— START Extracted data —
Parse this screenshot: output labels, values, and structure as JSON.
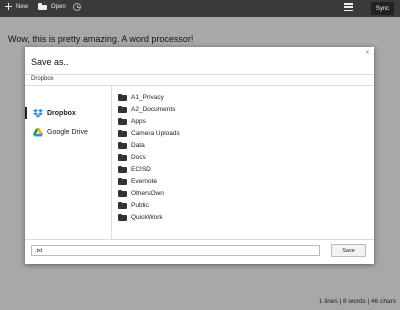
{
  "toolbar": {
    "new_label": "New",
    "open_label": "Open",
    "sync_label": "Sync"
  },
  "document": {
    "text": "Wow, this is pretty amazing. A word processor!"
  },
  "dialog": {
    "title": "Save as..",
    "close_label": "x",
    "current_path": "Dropbox",
    "sidebar": [
      {
        "label": "Dropbox",
        "icon": "dropbox-icon",
        "active": true
      },
      {
        "label": "Google Drive",
        "icon": "google-drive-icon",
        "active": false
      }
    ],
    "folders": [
      "A1_Privacy",
      "A2_Documents",
      "Apps",
      "Camera Uploads",
      "Data",
      "Docs",
      "ECISD",
      "Evernote",
      "OthersOwn",
      "Public",
      "QuickWork"
    ],
    "filename_value": ".txt",
    "save_label": "Save"
  },
  "status": {
    "text": "1 lines | 8 words | 46 chars"
  },
  "colors": {
    "toolbar_bg": "#3a3a3a",
    "page_bg": "#a8a8a8",
    "dropbox_blue": "#2b8fe0"
  }
}
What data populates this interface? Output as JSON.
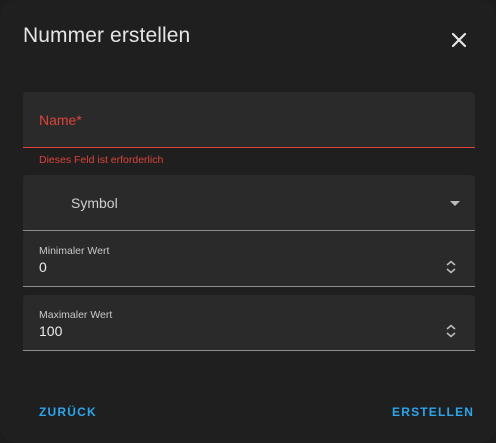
{
  "dialog": {
    "title": "Nummer erstellen"
  },
  "fields": {
    "name": {
      "label": "Name*",
      "error": "Dieses Feld ist erforderlich"
    },
    "symbol": {
      "label": "Symbol"
    },
    "min": {
      "label": "Minimaler Wert",
      "value": "0"
    },
    "max": {
      "label": "Maximaler Wert",
      "value": "100"
    }
  },
  "actions": {
    "back_label": "ZURÜCK",
    "create_label": "ERSTELLEN"
  },
  "icons": {
    "close": "close-icon",
    "dropdown": "chevron-down-icon",
    "spinner": "spinner-icon"
  },
  "colors": {
    "error": "#db4437",
    "accent": "#2aa6ee",
    "background": "#1f1f20",
    "field": "#2a2a2b"
  }
}
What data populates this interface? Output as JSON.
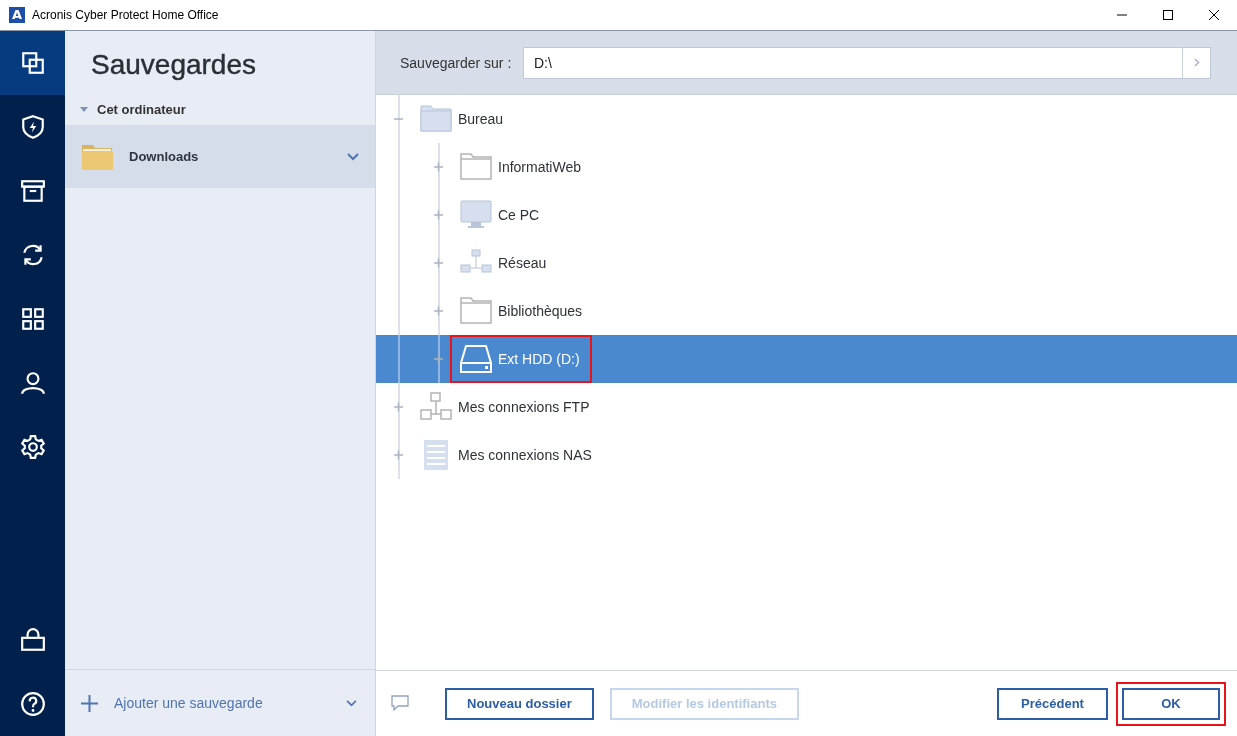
{
  "window": {
    "logo": "A",
    "title": "Acronis Cyber Protect Home Office"
  },
  "nav": {
    "top": [
      {
        "selected": true
      },
      {
        "selected": false
      },
      {
        "selected": false
      },
      {
        "selected": false
      },
      {
        "selected": false
      },
      {
        "selected": false
      },
      {
        "selected": false
      }
    ],
    "bottom": [
      {
        "selected": false
      },
      {
        "selected": false
      }
    ]
  },
  "backups_panel": {
    "title": "Sauvegardes",
    "section": {
      "label": "Cet ordinateur",
      "expanded": true
    },
    "items": [
      {
        "name": "Downloads",
        "selected": true
      }
    ],
    "add_label": "Ajouter une sauvegarde"
  },
  "destination": {
    "label": "Sauvegarder sur :",
    "path": "D:\\"
  },
  "tree": [
    {
      "label": "Bureau",
      "kind": "desktop",
      "expanded": true,
      "selected": false,
      "highlighted": false,
      "children": [
        {
          "label": "InformatiWeb",
          "kind": "folder",
          "expanded": false,
          "selected": false,
          "highlighted": false
        },
        {
          "label": "Ce PC",
          "kind": "computer",
          "expanded": false,
          "selected": false,
          "highlighted": false
        },
        {
          "label": "Réseau",
          "kind": "network",
          "expanded": false,
          "selected": false,
          "highlighted": false
        },
        {
          "label": "Bibliothèques",
          "kind": "folder",
          "expanded": false,
          "selected": false,
          "highlighted": false
        },
        {
          "label": "Ext HDD (D:)",
          "kind": "drive",
          "expanded": false,
          "selected": true,
          "highlighted": true
        }
      ]
    },
    {
      "label": "Mes connexions FTP",
      "kind": "ftp",
      "expanded": false,
      "selected": false,
      "highlighted": false
    },
    {
      "label": "Mes connexions NAS",
      "kind": "nas",
      "expanded": false,
      "selected": false,
      "highlighted": false
    }
  ],
  "footer": {
    "left_buttons": [
      {
        "label": "Nouveau dossier",
        "disabled": false,
        "highlighted": false
      },
      {
        "label": "Modifier les identifiants",
        "disabled": true,
        "highlighted": false
      }
    ],
    "right_buttons": [
      {
        "label": "Précédent",
        "disabled": false,
        "highlighted": false
      },
      {
        "label": "OK",
        "disabled": false,
        "highlighted": true
      }
    ]
  }
}
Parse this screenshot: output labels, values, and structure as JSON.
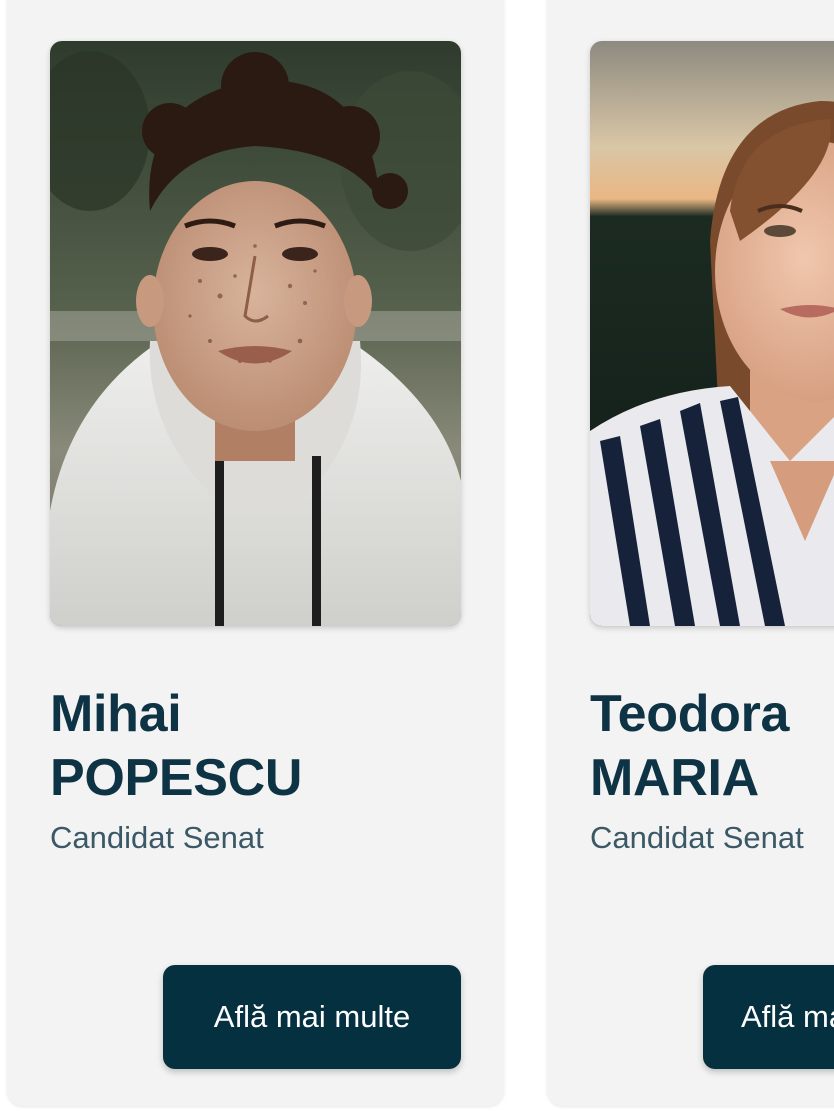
{
  "candidates": [
    {
      "first_name": "Mihai",
      "last_name": "POPESCU",
      "role": "Candidat Senat",
      "cta_label": "Află mai multe",
      "photo_alt": "portrait-photo-mihai"
    },
    {
      "first_name": "Teodora",
      "last_name": "MARIA",
      "role": "Candidat Senat",
      "cta_label": "Află mai multe",
      "photo_alt": "portrait-photo-teodora"
    }
  ],
  "colors": {
    "card_bg": "#f3f3f3",
    "name_text": "#0d3344",
    "role_text": "#3b5866",
    "button_bg": "#05303f",
    "button_text": "#ffffff"
  }
}
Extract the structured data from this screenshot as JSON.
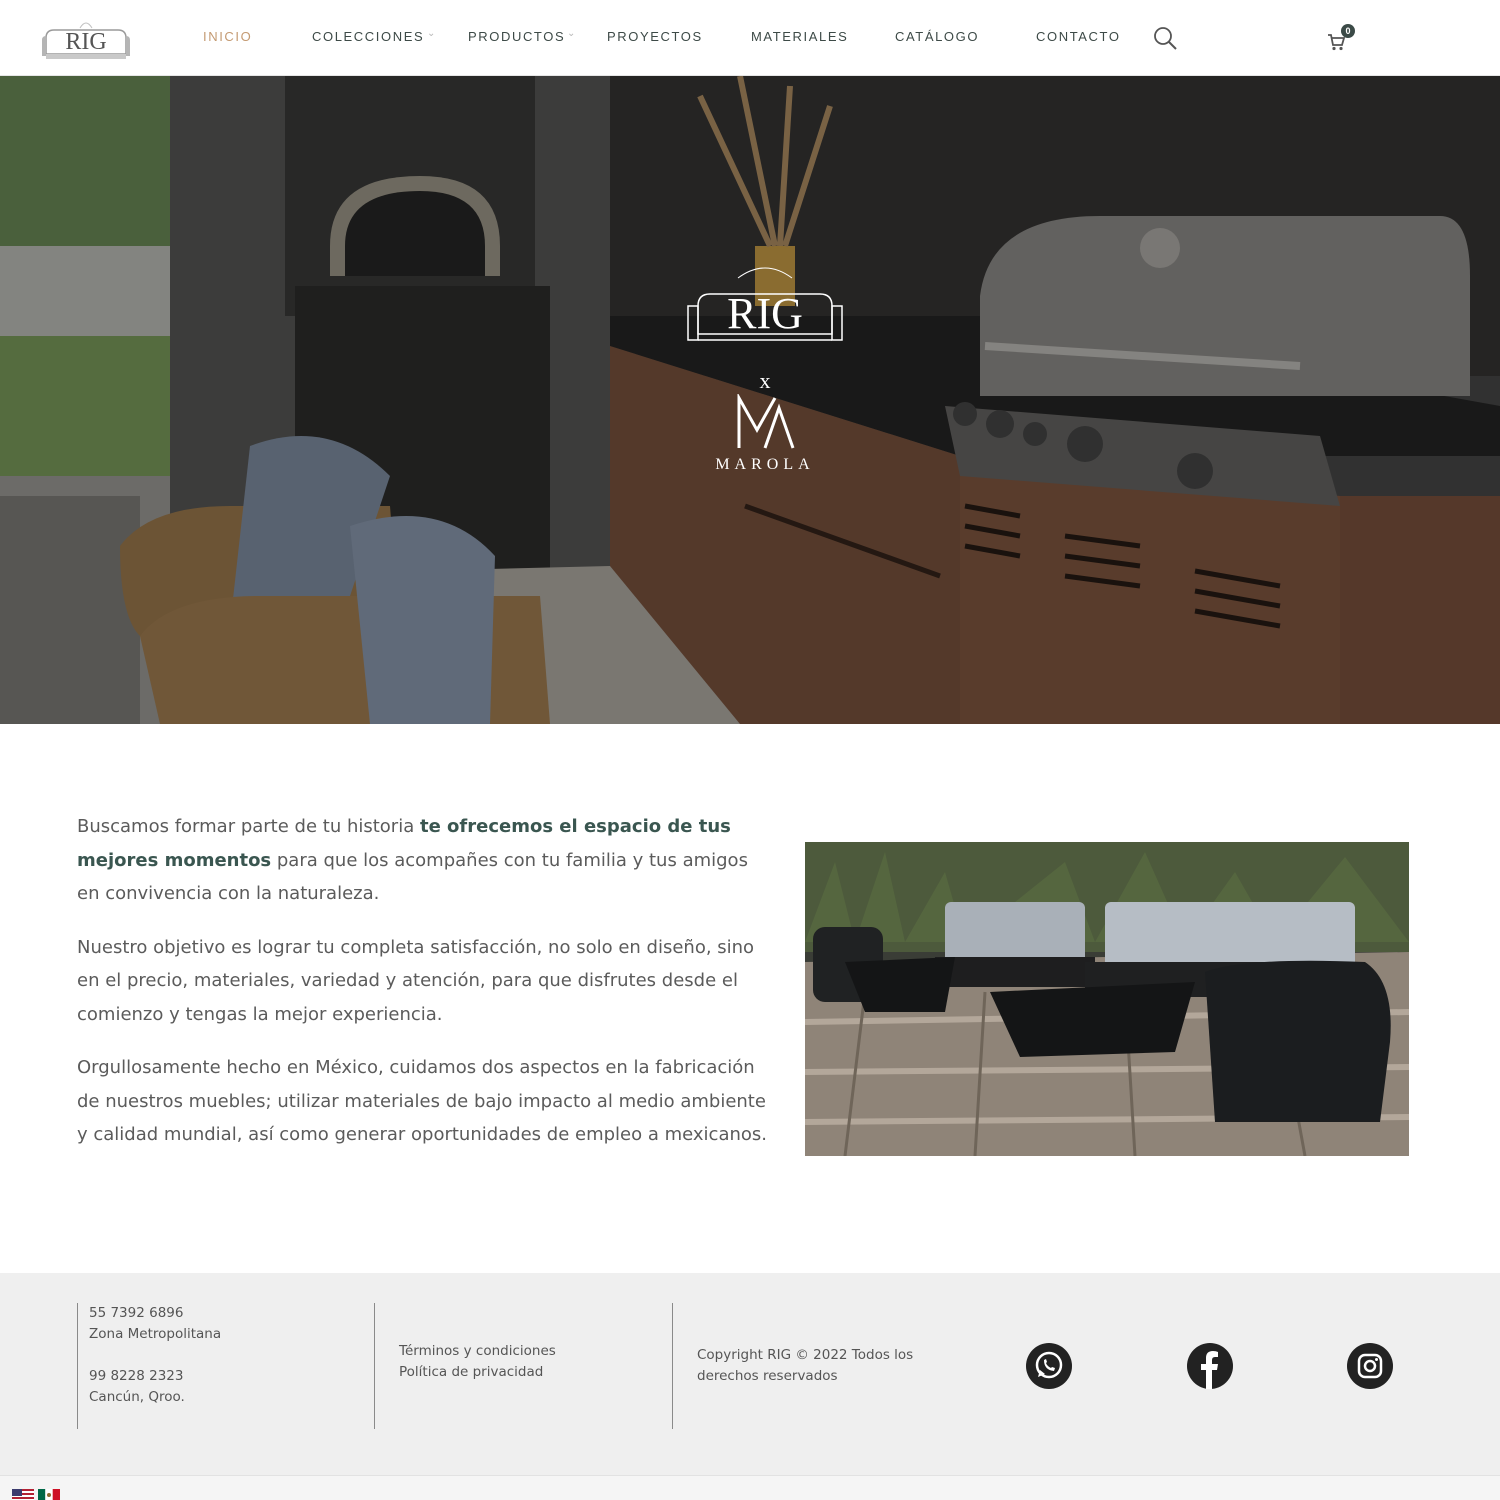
— END Extracted data —
- **What you will do**
Gather all lines with the string "connexions" from the data.

- **Result of the task**
      "label": "Mes connexions FTP",
      "label": "Mes connexions NAS",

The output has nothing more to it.